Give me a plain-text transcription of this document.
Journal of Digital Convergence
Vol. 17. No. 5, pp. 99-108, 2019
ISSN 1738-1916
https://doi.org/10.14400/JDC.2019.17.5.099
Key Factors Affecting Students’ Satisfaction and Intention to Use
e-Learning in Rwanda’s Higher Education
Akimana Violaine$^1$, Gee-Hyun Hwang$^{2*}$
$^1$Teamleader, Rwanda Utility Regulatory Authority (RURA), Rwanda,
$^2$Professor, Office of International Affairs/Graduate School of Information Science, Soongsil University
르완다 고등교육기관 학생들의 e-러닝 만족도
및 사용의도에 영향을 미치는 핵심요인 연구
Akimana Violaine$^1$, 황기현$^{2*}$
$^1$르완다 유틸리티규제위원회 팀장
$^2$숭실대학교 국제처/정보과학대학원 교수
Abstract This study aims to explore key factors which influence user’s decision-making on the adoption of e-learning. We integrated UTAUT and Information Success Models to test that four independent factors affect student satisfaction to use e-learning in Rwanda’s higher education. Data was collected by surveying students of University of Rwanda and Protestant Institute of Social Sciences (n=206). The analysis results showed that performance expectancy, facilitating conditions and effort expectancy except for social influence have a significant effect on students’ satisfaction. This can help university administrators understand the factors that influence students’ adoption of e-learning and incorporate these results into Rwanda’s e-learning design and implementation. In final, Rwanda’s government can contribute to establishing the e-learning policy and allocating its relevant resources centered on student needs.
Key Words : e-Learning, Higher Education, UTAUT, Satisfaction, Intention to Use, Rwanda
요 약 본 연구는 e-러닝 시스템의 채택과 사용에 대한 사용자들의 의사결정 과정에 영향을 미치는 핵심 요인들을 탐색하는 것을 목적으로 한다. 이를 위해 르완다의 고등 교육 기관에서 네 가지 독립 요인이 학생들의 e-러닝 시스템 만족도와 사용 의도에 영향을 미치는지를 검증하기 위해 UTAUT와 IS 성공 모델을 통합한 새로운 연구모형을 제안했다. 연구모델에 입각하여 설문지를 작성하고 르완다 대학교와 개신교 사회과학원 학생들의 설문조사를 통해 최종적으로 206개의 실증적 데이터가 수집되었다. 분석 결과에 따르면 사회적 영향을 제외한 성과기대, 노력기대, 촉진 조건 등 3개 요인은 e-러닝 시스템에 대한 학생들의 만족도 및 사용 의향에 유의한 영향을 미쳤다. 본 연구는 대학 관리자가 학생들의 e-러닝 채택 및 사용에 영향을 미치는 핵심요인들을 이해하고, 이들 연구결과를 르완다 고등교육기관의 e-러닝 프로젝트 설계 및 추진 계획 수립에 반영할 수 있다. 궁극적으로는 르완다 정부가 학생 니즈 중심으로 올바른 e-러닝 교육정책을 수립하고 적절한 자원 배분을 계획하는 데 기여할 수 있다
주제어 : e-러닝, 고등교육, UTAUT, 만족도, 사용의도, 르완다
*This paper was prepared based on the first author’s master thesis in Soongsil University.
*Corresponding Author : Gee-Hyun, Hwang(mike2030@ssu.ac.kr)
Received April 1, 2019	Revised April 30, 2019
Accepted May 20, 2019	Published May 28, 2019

● ● ●

> [Your instructions]: Pull out every line of the records that includes the string "Intention".

> [Written reply]:
Key Factors Affecting Students’ Satisfaction and Intention to Use
Key Words : e-Learning, Higher Education, UTAUT, Satisfaction, Intention to Use, Rwanda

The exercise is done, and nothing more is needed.